TEXT PROVIDED
== == ==

On the bench at the second intermission we gulp moist air. We talk strategy. We compliment Bob on his goaltending, Norm and Javy for their production in the corners, everyone for hustling. Norm prescribes deep breaths and says we should hold the air in our lungs for five seconds. Steve, who is a bit of a fitness psycho, scoffs, "No no no no no, Norm! That's 30-year-old army info. You've got to get the carbon dioxide out of your lungs." Norm counters that it actually was seventeen-year-old Lamaze-class info. The debate rages until Javy adds his experience with marijuana to the equation, tilting the argument in Norm's favor.
The third period turns into a goal festival. We manage to score three times, each goal well earned and postmarked with masculine shouts of triumph and glove pumping. Yet within a minute of our goals, the Dragons net an equalizer. At two minutes left and with the score tied 3-3, the rain starts to fall. We probably could have finished the game if the Dragons captain hadn't called a time-out.

== == ==

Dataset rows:
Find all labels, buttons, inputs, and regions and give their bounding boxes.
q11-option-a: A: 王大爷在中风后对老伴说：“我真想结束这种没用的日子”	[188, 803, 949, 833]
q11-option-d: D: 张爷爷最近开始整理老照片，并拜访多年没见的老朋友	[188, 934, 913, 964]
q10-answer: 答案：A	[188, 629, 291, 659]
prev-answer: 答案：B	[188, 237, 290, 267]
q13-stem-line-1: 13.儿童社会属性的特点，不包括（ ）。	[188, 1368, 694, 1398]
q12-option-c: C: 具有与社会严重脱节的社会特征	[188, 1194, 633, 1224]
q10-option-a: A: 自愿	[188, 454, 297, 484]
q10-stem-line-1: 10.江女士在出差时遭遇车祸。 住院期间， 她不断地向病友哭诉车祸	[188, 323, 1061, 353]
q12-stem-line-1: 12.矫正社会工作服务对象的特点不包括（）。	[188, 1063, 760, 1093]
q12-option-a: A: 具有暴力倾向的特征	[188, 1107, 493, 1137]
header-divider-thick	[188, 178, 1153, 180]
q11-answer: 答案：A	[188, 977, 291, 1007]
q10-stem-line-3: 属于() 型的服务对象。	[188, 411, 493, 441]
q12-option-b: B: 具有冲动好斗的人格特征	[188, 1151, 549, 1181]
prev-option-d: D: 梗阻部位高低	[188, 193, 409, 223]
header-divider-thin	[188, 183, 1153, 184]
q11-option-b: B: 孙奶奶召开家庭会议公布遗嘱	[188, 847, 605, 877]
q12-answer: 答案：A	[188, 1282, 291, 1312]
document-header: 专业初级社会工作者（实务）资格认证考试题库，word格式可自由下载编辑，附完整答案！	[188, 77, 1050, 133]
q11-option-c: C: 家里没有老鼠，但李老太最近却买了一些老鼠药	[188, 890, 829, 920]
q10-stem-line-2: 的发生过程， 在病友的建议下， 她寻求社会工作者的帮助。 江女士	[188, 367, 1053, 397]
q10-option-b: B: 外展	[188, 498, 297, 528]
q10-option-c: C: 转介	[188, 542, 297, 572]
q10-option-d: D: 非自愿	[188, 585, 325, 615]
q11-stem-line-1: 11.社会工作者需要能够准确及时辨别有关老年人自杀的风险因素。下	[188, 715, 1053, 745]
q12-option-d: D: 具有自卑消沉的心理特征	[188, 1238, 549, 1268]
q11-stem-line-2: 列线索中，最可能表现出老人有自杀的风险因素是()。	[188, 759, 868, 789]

== == ==

WORK TO DO
Return the whole hockey game passage exactly as it appears, with no changes.

WRITTEN SOLUTION
On the bench at the second intermission we gulp moist air. We talk strategy. We compliment Bob on his goaltending, Norm and Javy for their production in the corners, everyone for hustling. Norm prescribes deep breaths and says we should hold the air in our lungs for five seconds. Steve, who is a bit of a fitness psycho, scoffs, "No no no no no, Norm! That's 30-year-old army info. You've got to get the carbon dioxide out of your lungs." Norm counters that it actually was seventeen-year-old Lamaze-class info. The debate rages until Javy adds his experience with marijuana to the equation, tilting the argument in Norm's favor.
The third period turns into a goal festival. We manage to score three times, each goal well earned and postmarked with masculine shouts of triumph and glove pumping. Yet within a minute of our goals, the Dragons net an equalizer. At two minutes left and with the score tied 3-3, the rain starts to fall. We probably could have finished the game if the Dragons captain hadn't called a time-out.